▼
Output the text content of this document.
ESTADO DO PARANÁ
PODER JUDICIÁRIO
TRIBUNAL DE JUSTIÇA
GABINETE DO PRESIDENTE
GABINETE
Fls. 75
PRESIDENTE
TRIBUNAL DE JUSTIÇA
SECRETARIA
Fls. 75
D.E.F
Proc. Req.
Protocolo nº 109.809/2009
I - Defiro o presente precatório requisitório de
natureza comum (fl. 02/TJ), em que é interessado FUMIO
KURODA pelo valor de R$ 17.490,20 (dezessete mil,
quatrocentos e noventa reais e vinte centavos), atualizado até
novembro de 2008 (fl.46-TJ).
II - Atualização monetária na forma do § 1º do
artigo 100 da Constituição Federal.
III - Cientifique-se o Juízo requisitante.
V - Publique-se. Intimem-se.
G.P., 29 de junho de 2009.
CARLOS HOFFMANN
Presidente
▲
Exact copies of all the records are required.

* [EXERCISE RESULT]
Output the text content of this document.
ESTADO DO PARANÁ
PODER JUDICIÁRIO
TRIBUNAL DE JUSTIÇA
GABINETE DO PRESIDENTE
GABINETE
Fls. 75
PRESIDENTE
TRIBUNAL DE JUSTIÇA
SECRETARIA
Fls. 75
D.E.F
Proc. Req.
Protocolo nº 109.809/2009
I - Defiro o presente precatório requisitório de
natureza comum (fl. 02/TJ), em que é interessado FUMIO
KURODA pelo valor de R$ 17.490,20 (dezessete mil,
quatrocentos e noventa reais e vinte centavos), atualizado até
novembro de 2008 (fl.46-TJ).
II - Atualização monetária na forma do § 1º do
artigo 100 da Constituição Federal.
III - Cientifique-se o Juízo requisitante.
V - Publique-se. Intimem-se.
G.P., 29 de junho de 2009.
CARLOS HOFFMANN
Presidente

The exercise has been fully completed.